**Recorded data:**

....

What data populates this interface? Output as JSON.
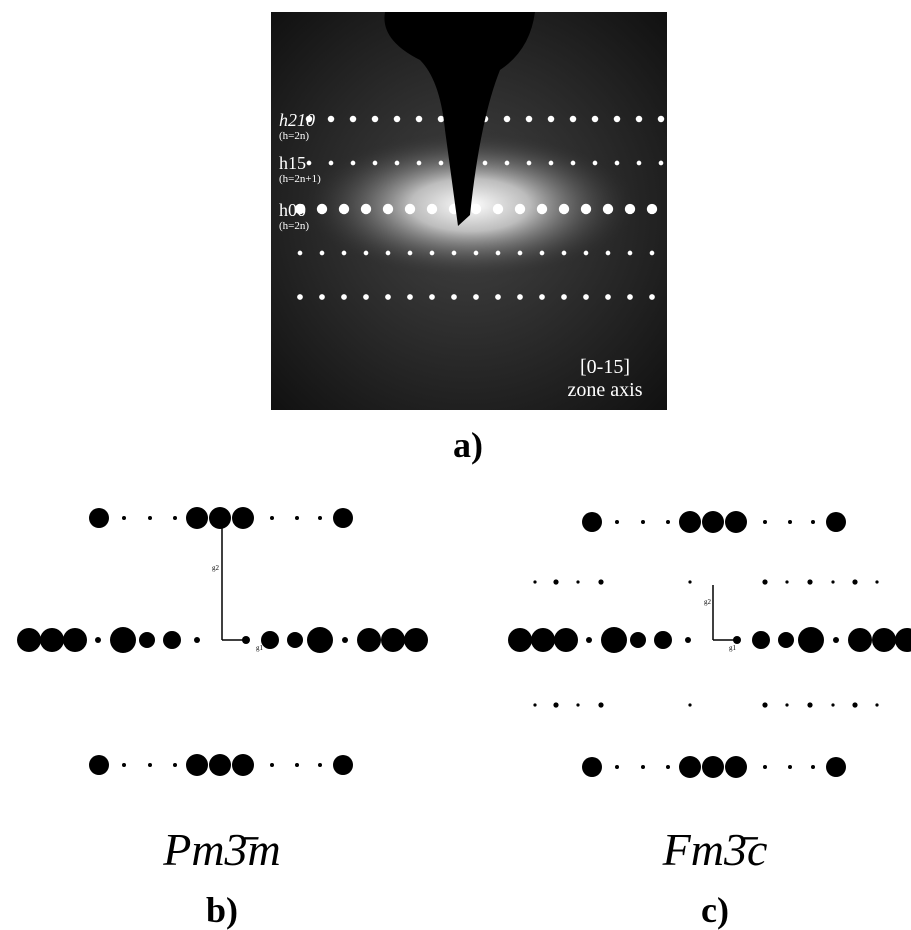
{
  "panel_a": {
    "rows": [
      {
        "label": "h210",
        "condition": "(h=2n)"
      },
      {
        "label": "h15",
        "condition": "(h=2n+1)"
      },
      {
        "label": "h00",
        "condition": "(h=2n)"
      }
    ],
    "zone_axis": "[0-15]",
    "zone_axis_note": "zone axis",
    "caption": "a)"
  },
  "panel_b": {
    "g2": "g2",
    "g1": "g1",
    "space_group": "Pm3̄m",
    "caption": "b)"
  },
  "panel_c": {
    "g2": "g2",
    "g1": "g1",
    "space_group": "Fm3̄c",
    "caption": "c)"
  }
}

....

**Goal:**
Omit the pictures and output all of the other material exactly.

**Answer to this exercise:**
What data populates this interface? Output as JSON.
{
  "panel_a": {
    "rows": [
      {
        "label": "h210",
        "condition": "(h=2n)"
      },
      {
        "label": "h15",
        "condition": "(h=2n+1)"
      },
      {
        "label": "h00",
        "condition": "(h=2n)"
      }
    ],
    "zone_axis": "[0-15]",
    "zone_axis_note": "zone axis",
    "caption": "a)"
  },
  "panel_b": {
    "g2": "g2",
    "g1": "g1",
    "space_group": "Pm3̄m",
    "caption": "b)"
  },
  "panel_c": {
    "g2": "g2",
    "g1": "g1",
    "space_group": "Fm3̄c",
    "caption": "c)"
  }
}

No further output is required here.